This is such an important question. We have all had that sexual experience that was less than orgasmic, potentially even awkward, not stimulating, and maybe even painful. So most of us, if we like the person will give it a few attempts to see if the first try was just nerves or a fluke. However, what do you do if the sex is consistently bad or maybe just mediocre?
Well the first thing to do is look at your short list of the 5 things you MUST HAVE in a romantic partner. If great sex is on there, then maybe you break things off with this person, or perhaps you look at your list and determine that one of the other qualities on your list is more important than sex.
I know when I am in a relationship I can usually get caught up on minor issues that are less than ideal. In this particular case, we are looking at sex that is not 100% satisfying. But, in order to be an effective dater, or really effective at making any decisions in life we must take a big step backwards and look at the problem compared to the big picture and understand the long term implications.
In this case the sex is bad.
First, is it possible it could improve? Second, how often do you currently have sex? Third, of the time you spend together, how much of it is having sex? Finally, as you get older do you suspect your sex drive may go down or even more realistic, life will get in the way and sex will simply happen less frequently?
Also, if you have met a great guy, there is probably a few things true about him.
1. He will be willing to listen to you if you want to give him direction in the bedroom.
2. He is going to make you so happy that sex may be an afterthought of how great your life together is
3. He may be willing to seek outside council for sexual guidance
In regards to sex although it is extremely important, I believe that for many of us, other qualities may supersede having a sexual superstar. Here are some stats to consider about sex from Dr. Fisch of NYP Hospital.
The average couple has sex every one to three days in their 20s and that this drops to about twice a week for those between 30 and 50.
About 45 percent of men orgasm within two minutes of starting penetrative sex, which is much too quick for the average woman
Married couples over the age of 50 tend to have sex less than once a week.
Most couples have sex at least once a day when they are first together but this declines over time.
So what do you think, is bad sex a deal breaker or are other qualities more important?

PROBLEM TO WORK ON
Answer the following questions about the text on whether bad sex is a deal breaker.
(a) How many things a person must have in a romantic partner belong on the short list it mentions?
(b) Which hospital is Dr. Fisch from?
(c) How often do married couples over the age of 50 tend to have sex?

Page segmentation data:
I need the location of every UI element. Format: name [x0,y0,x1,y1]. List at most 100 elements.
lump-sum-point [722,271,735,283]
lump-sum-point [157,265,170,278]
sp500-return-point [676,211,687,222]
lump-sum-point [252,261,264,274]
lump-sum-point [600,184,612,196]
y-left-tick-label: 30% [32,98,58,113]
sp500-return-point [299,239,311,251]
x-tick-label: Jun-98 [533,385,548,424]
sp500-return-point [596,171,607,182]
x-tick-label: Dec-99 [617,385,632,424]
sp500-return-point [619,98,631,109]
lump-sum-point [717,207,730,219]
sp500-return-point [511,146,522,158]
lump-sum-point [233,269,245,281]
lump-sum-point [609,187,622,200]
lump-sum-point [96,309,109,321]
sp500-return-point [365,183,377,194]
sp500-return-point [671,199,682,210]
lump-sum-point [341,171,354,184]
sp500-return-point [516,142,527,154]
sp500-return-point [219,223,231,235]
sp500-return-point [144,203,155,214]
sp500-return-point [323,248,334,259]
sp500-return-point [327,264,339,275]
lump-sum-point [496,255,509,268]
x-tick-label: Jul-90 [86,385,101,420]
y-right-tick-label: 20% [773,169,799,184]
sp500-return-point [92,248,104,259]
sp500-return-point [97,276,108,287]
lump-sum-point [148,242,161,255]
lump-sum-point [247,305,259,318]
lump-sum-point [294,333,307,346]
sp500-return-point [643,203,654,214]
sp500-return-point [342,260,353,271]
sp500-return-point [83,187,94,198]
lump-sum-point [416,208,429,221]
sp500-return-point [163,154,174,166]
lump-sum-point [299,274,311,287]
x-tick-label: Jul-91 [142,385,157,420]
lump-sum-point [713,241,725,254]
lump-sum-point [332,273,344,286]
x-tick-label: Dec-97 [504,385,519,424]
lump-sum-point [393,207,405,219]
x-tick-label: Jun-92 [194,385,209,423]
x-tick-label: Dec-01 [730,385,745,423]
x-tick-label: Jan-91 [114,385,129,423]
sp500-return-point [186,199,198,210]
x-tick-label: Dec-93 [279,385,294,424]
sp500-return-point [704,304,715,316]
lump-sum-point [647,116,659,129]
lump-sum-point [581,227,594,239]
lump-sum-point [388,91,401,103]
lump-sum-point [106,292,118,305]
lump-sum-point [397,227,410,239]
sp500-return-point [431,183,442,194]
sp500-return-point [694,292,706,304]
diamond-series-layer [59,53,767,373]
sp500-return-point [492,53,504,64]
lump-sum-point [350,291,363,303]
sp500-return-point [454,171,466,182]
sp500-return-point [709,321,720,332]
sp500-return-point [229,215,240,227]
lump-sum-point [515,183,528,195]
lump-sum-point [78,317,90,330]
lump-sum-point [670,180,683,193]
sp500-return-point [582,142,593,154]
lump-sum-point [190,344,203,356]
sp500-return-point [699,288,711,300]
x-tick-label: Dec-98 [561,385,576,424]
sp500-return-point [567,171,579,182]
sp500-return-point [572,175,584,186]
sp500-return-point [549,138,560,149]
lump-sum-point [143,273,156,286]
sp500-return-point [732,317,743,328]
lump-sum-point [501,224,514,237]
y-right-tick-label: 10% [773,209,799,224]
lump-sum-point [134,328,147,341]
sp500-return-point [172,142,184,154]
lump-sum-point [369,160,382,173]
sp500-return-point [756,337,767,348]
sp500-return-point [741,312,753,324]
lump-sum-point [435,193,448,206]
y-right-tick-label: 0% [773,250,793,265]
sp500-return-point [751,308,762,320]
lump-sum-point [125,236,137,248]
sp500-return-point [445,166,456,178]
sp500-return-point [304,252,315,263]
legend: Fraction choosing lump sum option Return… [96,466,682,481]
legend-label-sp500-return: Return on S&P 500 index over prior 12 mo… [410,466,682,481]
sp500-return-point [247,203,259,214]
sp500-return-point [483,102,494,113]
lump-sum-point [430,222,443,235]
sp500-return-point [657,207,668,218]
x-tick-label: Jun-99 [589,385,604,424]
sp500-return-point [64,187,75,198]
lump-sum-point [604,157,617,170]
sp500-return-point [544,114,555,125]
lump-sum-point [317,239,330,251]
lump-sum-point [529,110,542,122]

RESPONSE BELOW
(a) 5
(b) NYP Hospital
(c) Less than once a week